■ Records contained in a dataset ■
-*-*-
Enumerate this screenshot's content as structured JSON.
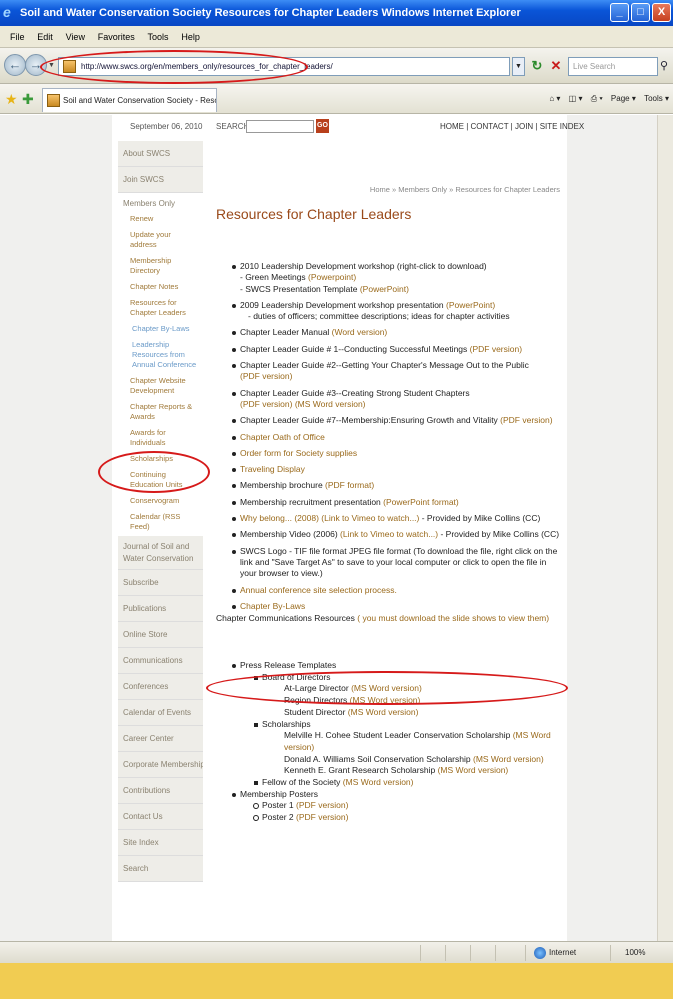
{
  "window": {
    "title": "Soil and Water Conservation Society   Resources for Chapter Leaders   Windows Internet Explorer",
    "buttons": {
      "minimize": "_",
      "maximize": "□",
      "close": "X"
    }
  },
  "menu": [
    "File",
    "Edit",
    "View",
    "Favorites",
    "Tools",
    "Help"
  ],
  "address": {
    "url": "http://www.swcs.org/en/members_only/resources_for_chapter_leaders/",
    "search_placeholder": "Live Search"
  },
  "tabs": {
    "active": "Soil and Water Conservation Society - Resources for ...",
    "tools": [
      "Page ▾",
      "Tools ▾"
    ]
  },
  "page_header": {
    "date": "September 06, 2010",
    "search_label": "SEARCH",
    "go": "GO",
    "top_links": "HOME  |  CONTACT  |  JOIN  |  SITE INDEX"
  },
  "sidebar": {
    "about": "About SWCS",
    "join": "Join SWCS",
    "members_only": "Members Only",
    "sub": [
      "Renew",
      "Update your address",
      "Membership Directory",
      "Chapter Notes"
    ],
    "current": "Resources for Chapter Leaders",
    "current_sub": [
      "Chapter By-Laws",
      "Leadership Resources from Annual Conference"
    ],
    "sub2": [
      "Chapter Website Development",
      "Chapter Reports & Awards",
      "Awards for Individuals",
      "Scholarships",
      "Continuing Education Units",
      "Conservogram",
      "Calendar (RSS Feed)"
    ],
    "main": [
      "Journal of Soil and Water Conservation",
      "Subscribe",
      "Publications",
      "Online Store",
      "Communications",
      "Conferences",
      "Calendar of Events",
      "Career Center",
      "Corporate Membership",
      "Contributions",
      "Contact Us",
      "Site Index",
      "Search"
    ]
  },
  "breadcrumb": "Home » Members Only » Resources for Chapter Leaders",
  "page_title": "Resources for Chapter Leaders",
  "resources": {
    "r1": "2010 Leadership Development workshop (right-click to download)",
    "r1a_text": "- Green Meetings ",
    "r1a_link": "(Powerpoint)",
    "r1b_text": "- SWCS Presentation Template ",
    "r1b_link": "(PowerPoint)",
    "r2_text": "2009 Leadership Development workshop  presentation ",
    "r2_link": "(PowerPoint)",
    "r2a": "- duties of officers; committee descriptions; ideas for chapter activities",
    "r3_text": "Chapter Leader Manual ",
    "r3_link": "(Word version)",
    "r4_text": "Chapter Leader Guide # 1--Conducting Successful Meetings ",
    "r4_link": "(PDF version)",
    "r5_text": "Chapter Leader Guide #2--Getting Your Chapter's Message Out to the Public",
    "r5_link": "(PDF version)",
    "r6_text": "Chapter Leader Guide #3--Creating Strong Student Chapters",
    "r6_link1": "(PDF version)",
    "r6_link2": "(MS Word version)",
    "r7_text": "Chapter Leader Guide #7--Membership:Ensuring Growth and Vitality ",
    "r7_link": "(PDF version)",
    "r8": "Chapter Oath of Office",
    "r9": "Order form for Society supplies",
    "r10": "Traveling Display",
    "r11_text": "Membership brochure ",
    "r11_link": "(PDF format)",
    "r12_text": "Membership recruitment presentation ",
    "r12_link": "(PowerPoint format)",
    "r13_text": "Why belong... (2008) ",
    "r13_link": "(Link to Vimeo to watch...)",
    "r13_tail": " - Provided by Mike Collins (CC)",
    "r14_text": "Membership Video (2006) ",
    "r14_link": "(Link to Vimeo to watch...)",
    "r14_tail": " - Provided by Mike Collins (CC)",
    "r15_text": "SWCS Logo - ",
    "r15_link1": "TIF file format",
    "r15_link2": "JPEG file format",
    "r15_tail": " (To download the file, right click on the link and \"Save Target As\" to save to your local computer or click to open the file  in your browser to view.)",
    "r16": "Annual conference site selection process.",
    "r17": "Chapter By-Laws"
  },
  "communications": {
    "heading": "Chapter Communications Resources ",
    "note": "( you must download the slide shows to view them)",
    "press": "Press Release Templates",
    "board": "Board of Directors",
    "al_text": "At-Large Director ",
    "region_text": "Region Directors ",
    "student_text": "Student Director ",
    "scholarships": "Scholarships",
    "s1_text": "Melville H. Cohee Student Leader Conservation Scholarship ",
    "s2_text": "Donald A. Williams Soil Conservation Scholarship ",
    "s3_text": "Kenneth E. Grant Research Scholarship ",
    "fellow_text": "Fellow of the Society ",
    "word_link": "(MS Word version)",
    "posters": "Membership Posters",
    "p1_text": "Poster 1 ",
    "p2_text": "Poster 2 ",
    "pdf_link": "(PDF version)"
  },
  "status": {
    "zone": "Internet",
    "zoom": "100%"
  },
  "colors": {
    "titlebar": "#0a55d8",
    "link": "#9a6a1c",
    "heading": "#9a4a1a",
    "highlight": "#d61a1a",
    "desktop": "#f1cc52"
  }
}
-*-*-
■ OBJECTIVE ■
For each line of the listing that holds the word "Water", show that line.

■ SOLVED EXERCISE ■
    "title": "Soil and Water Conservation Society   Resources for Chapter Leaders   Windows Internet Explorer",
    "active": "Soil and Water Conservation Society - Resources for ...",
      "Journal of Soil and Water Conservation",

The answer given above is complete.